Written task :: Swap "bounding box" for "enclosing rectangle" in every one of the items below and write them out again with nothing else changed. Leave the pictures out of your answer.

-- start of Supplied records --

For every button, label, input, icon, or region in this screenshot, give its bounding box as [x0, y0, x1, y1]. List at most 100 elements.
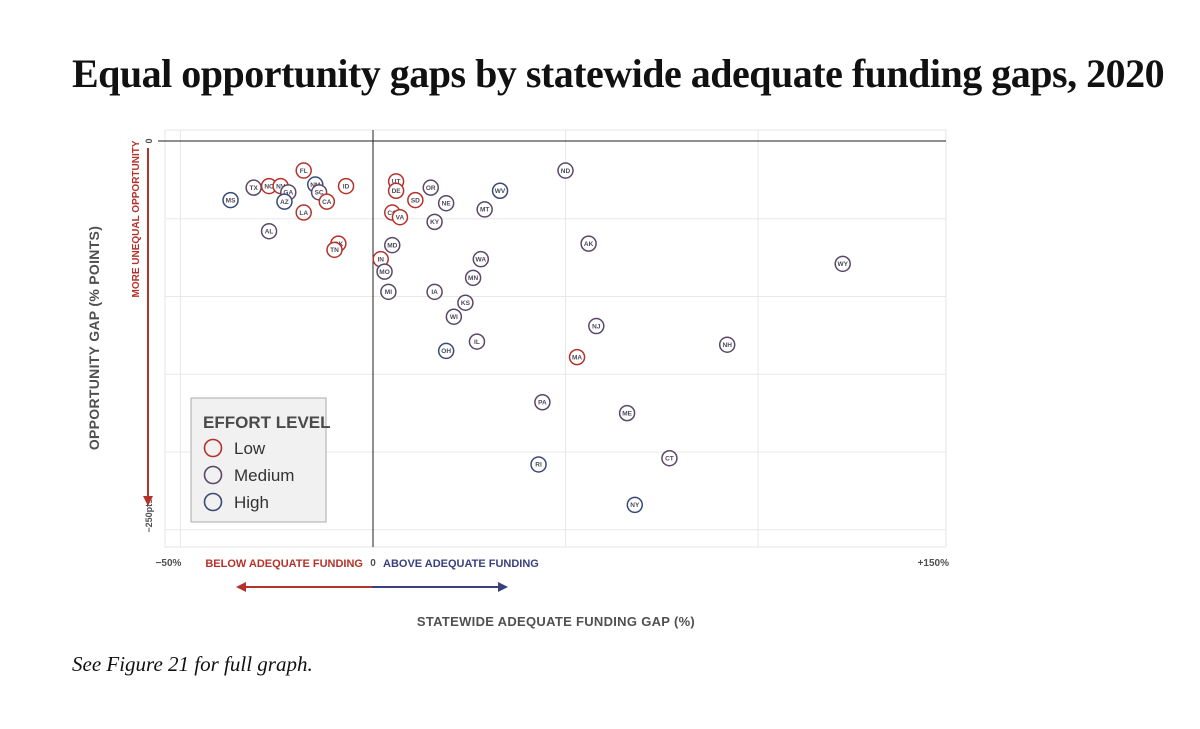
x-axis-label: STATEWIDE ADEQUATE FUNDING GAP (%)	[417, 614, 695, 629]
point-label: SD	[411, 197, 420, 204]
point-marker	[337, 177, 355, 195]
state-point-mi: MI	[380, 283, 397, 301]
legend-label: High	[234, 493, 269, 512]
legend-items: Low Medium High	[203, 438, 294, 512]
state-point-sd: SD	[407, 191, 424, 209]
state-point-nh: NH	[718, 336, 736, 353]
point-label: WI	[450, 314, 458, 321]
point-label: IA	[431, 289, 438, 296]
point-label: ME	[622, 410, 632, 417]
point-marker	[384, 236, 401, 254]
point-label: MA	[572, 354, 582, 361]
legend: EFFORT LEVEL Low Medium High	[190, 397, 331, 523]
legend-label: Medium	[234, 466, 294, 485]
point-marker	[618, 404, 636, 422]
point-marker	[380, 283, 397, 301]
state-point-ks: KS	[457, 294, 474, 311]
point-label: FL	[300, 168, 308, 175]
point-label: KY	[430, 219, 440, 226]
legend-label: Low	[234, 439, 266, 458]
point-marker	[661, 449, 678, 467]
state-point-wi: WI	[445, 308, 463, 325]
point-label: AK	[584, 241, 594, 248]
state-point-id: ID	[337, 177, 355, 195]
point-label: KS	[461, 300, 471, 307]
point-label: OR	[426, 185, 436, 192]
point-label: MN	[468, 275, 478, 282]
state-point-ny: NY	[626, 496, 644, 514]
point-label: CT	[665, 456, 674, 463]
point-label: NH	[723, 342, 733, 349]
state-point-ia: IA	[426, 283, 443, 301]
point-label: NJ	[592, 323, 601, 330]
point-marker	[295, 162, 312, 179]
state-point-me: ME	[618, 404, 636, 422]
point-marker	[476, 201, 493, 218]
point-marker	[491, 182, 509, 200]
state-point-nd: ND	[557, 162, 574, 179]
point-marker	[588, 317, 605, 335]
point-label: DE	[392, 188, 402, 195]
x-tick-label: −50%	[156, 558, 182, 569]
point-marker	[222, 191, 239, 209]
x-arrow-above-head	[498, 582, 508, 592]
state-point-wy: WY	[834, 255, 851, 273]
point-marker	[387, 182, 405, 200]
point-marker	[318, 193, 336, 210]
state-point-va: VA	[391, 208, 409, 226]
state-point-md: MD	[384, 236, 401, 254]
point-label: WY	[837, 261, 848, 268]
point-label: OH	[441, 348, 451, 355]
data-points: FLTXNCNVGANMSCAZCAIDLAMSALOKTNUTDESDCOVA…	[222, 162, 851, 514]
point-label: AL	[265, 228, 274, 235]
state-point-ky: KY	[426, 213, 443, 231]
legend-item-high: High	[203, 492, 269, 512]
point-marker	[557, 162, 574, 179]
point-label: LA	[299, 210, 308, 217]
state-point-ma: MA	[568, 348, 586, 366]
point-label: MT	[480, 207, 489, 214]
point-marker	[445, 308, 463, 325]
state-point-az: AZ	[276, 193, 293, 210]
point-label: IL	[474, 339, 480, 346]
y-arrow-head	[143, 496, 153, 506]
point-label: CO	[387, 210, 397, 217]
point-label: RI	[535, 462, 542, 469]
point-label: WV	[495, 188, 506, 195]
state-point-tn: TN	[326, 241, 343, 259]
point-marker	[391, 208, 409, 226]
x-below-annotation: BELOW ADEQUATE FUNDING	[205, 558, 363, 570]
x-arrow-below-head	[236, 582, 246, 592]
point-label: AZ	[280, 199, 289, 206]
state-point-pa: PA	[534, 393, 551, 411]
point-label: MI	[385, 289, 392, 296]
point-marker	[326, 241, 343, 259]
x-tick-label: +150%	[918, 558, 950, 569]
state-point-or: OR	[422, 179, 439, 196]
legend-title: EFFORT LEVEL	[203, 413, 331, 432]
x-above-annotation: ABOVE ADEQUATE FUNDING	[383, 558, 539, 570]
ticks: −50% 0 +150% 0 −250pts	[144, 138, 949, 569]
state-point-mt: MT	[476, 201, 493, 218]
state-point-wv: WV	[491, 182, 509, 200]
chart-title: Equal opportunity gaps by statewide adeq…	[72, 51, 1165, 96]
point-marker	[568, 348, 586, 366]
state-point-la: LA	[295, 204, 312, 221]
point-marker	[426, 283, 443, 301]
y-tick-label: −250pts	[144, 499, 154, 533]
point-label: PA	[538, 400, 547, 407]
figure-caption: See Figure 21 for full graph.	[72, 652, 313, 676]
point-marker	[407, 191, 424, 209]
state-point-ak: AK	[580, 235, 597, 252]
axes	[158, 130, 946, 547]
point-label: TN	[330, 247, 339, 254]
point-marker	[530, 456, 547, 473]
point-label: MO	[379, 269, 389, 276]
point-label: CA	[322, 199, 332, 206]
point-marker	[276, 193, 293, 210]
point-label: WA	[476, 256, 487, 263]
point-marker	[437, 194, 455, 212]
legend-box	[190, 397, 327, 523]
point-marker	[468, 333, 486, 350]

-- end of Supplied records --

Output below ::
For every button, label, input, icon, or region in this screenshot, give its enclosing rectangle as [x0, y0, x1, y1]. List at most 100 elements.
x-axis-label: STATEWIDE ADEQUATE FUNDING GAP (%)	[417, 614, 695, 629]
point-label: SD	[411, 197, 420, 204]
point-marker	[337, 177, 355, 195]
state-point-mi: MI	[380, 283, 397, 301]
legend-label: High	[234, 493, 269, 512]
legend-items: Low Medium High	[203, 438, 294, 512]
state-point-sd: SD	[407, 191, 424, 209]
state-point-nh: NH	[718, 336, 736, 353]
point-label: WI	[450, 314, 458, 321]
point-label: IA	[431, 289, 438, 296]
point-label: ME	[622, 410, 632, 417]
point-marker	[384, 236, 401, 254]
point-label: MA	[572, 354, 582, 361]
legend: EFFORT LEVEL Low Medium High	[190, 397, 331, 523]
legend-label: Medium	[234, 466, 294, 485]
point-marker	[618, 404, 636, 422]
point-marker	[380, 283, 397, 301]
state-point-ks: KS	[457, 294, 474, 311]
point-label: FL	[300, 168, 308, 175]
point-label: KY	[430, 219, 440, 226]
legend-label: Low	[234, 439, 266, 458]
point-marker	[661, 449, 678, 467]
state-point-wi: WI	[445, 308, 463, 325]
point-label: AK	[584, 241, 594, 248]
state-point-id: ID	[337, 177, 355, 195]
point-label: KS	[461, 300, 471, 307]
point-label: OR	[426, 185, 436, 192]
point-label: MN	[468, 275, 478, 282]
state-point-ny: NY	[626, 496, 644, 514]
point-label: CT	[665, 456, 674, 463]
point-label: NH	[723, 342, 733, 349]
state-point-ia: IA	[426, 283, 443, 301]
point-label: NJ	[592, 323, 601, 330]
point-marker	[295, 162, 312, 179]
state-point-me: ME	[618, 404, 636, 422]
point-marker	[476, 201, 493, 218]
point-marker	[491, 182, 509, 200]
state-point-nd: ND	[557, 162, 574, 179]
point-marker	[588, 317, 605, 335]
point-label: DE	[392, 188, 402, 195]
x-tick-label: −50%	[156, 558, 182, 569]
point-marker	[222, 191, 239, 209]
x-arrow-above-head	[498, 582, 508, 592]
state-point-wy: WY	[834, 255, 851, 273]
point-marker	[387, 182, 405, 200]
point-marker	[318, 193, 336, 210]
state-point-va: VA	[391, 208, 409, 226]
state-point-md: MD	[384, 236, 401, 254]
point-label: WY	[837, 261, 848, 268]
point-label: OH	[441, 348, 451, 355]
data-points: FLTXNCNVGANMSCAZCAIDLAMSALOKTNUTDESDCOVA…	[222, 162, 851, 514]
point-label: AL	[265, 228, 274, 235]
state-point-ky: KY	[426, 213, 443, 231]
legend-item-high: High	[203, 492, 269, 512]
point-marker	[557, 162, 574, 179]
point-label: LA	[299, 210, 308, 217]
state-point-ma: MA	[568, 348, 586, 366]
point-label: MT	[480, 207, 489, 214]
point-marker	[445, 308, 463, 325]
state-point-az: AZ	[276, 193, 293, 210]
point-label: IL	[474, 339, 480, 346]
y-arrow-head	[143, 496, 153, 506]
point-label: CO	[387, 210, 397, 217]
point-label: RI	[535, 462, 542, 469]
point-label: WV	[495, 188, 506, 195]
state-point-tn: TN	[326, 241, 343, 259]
point-marker	[391, 208, 409, 226]
x-below-annotation: BELOW ADEQUATE FUNDING	[205, 558, 363, 570]
x-arrow-below-head	[236, 582, 246, 592]
point-label: AZ	[280, 199, 289, 206]
state-point-pa: PA	[534, 393, 551, 411]
point-label: MI	[385, 289, 392, 296]
point-marker	[326, 241, 343, 259]
x-tick-label: +150%	[918, 558, 950, 569]
state-point-or: OR	[422, 179, 439, 196]
legend-title: EFFORT LEVEL	[203, 413, 331, 432]
x-above-annotation: ABOVE ADEQUATE FUNDING	[383, 558, 539, 570]
ticks: −50% 0 +150% 0 −250pts	[144, 138, 949, 569]
state-point-mt: MT	[476, 201, 493, 218]
state-point-wv: WV	[491, 182, 509, 200]
chart-title: Equal opportunity gaps by statewide adeq…	[72, 51, 1165, 96]
point-marker	[568, 348, 586, 366]
state-point-la: LA	[295, 204, 312, 221]
point-marker	[426, 283, 443, 301]
y-tick-label: −250pts	[144, 499, 154, 533]
point-label: PA	[538, 400, 547, 407]
figure-caption: See Figure 21 for full graph.	[72, 652, 313, 676]
point-marker	[407, 191, 424, 209]
state-point-ak: AK	[580, 235, 597, 252]
axes	[158, 130, 946, 547]
point-label: TN	[330, 247, 339, 254]
point-marker	[530, 456, 547, 473]
point-label: MO	[379, 269, 389, 276]
point-label: CA	[322, 199, 332, 206]
point-marker	[276, 193, 293, 210]
point-label: WA	[476, 256, 487, 263]
point-marker	[437, 194, 455, 212]
legend-box	[190, 397, 327, 523]
point-marker	[468, 333, 486, 350]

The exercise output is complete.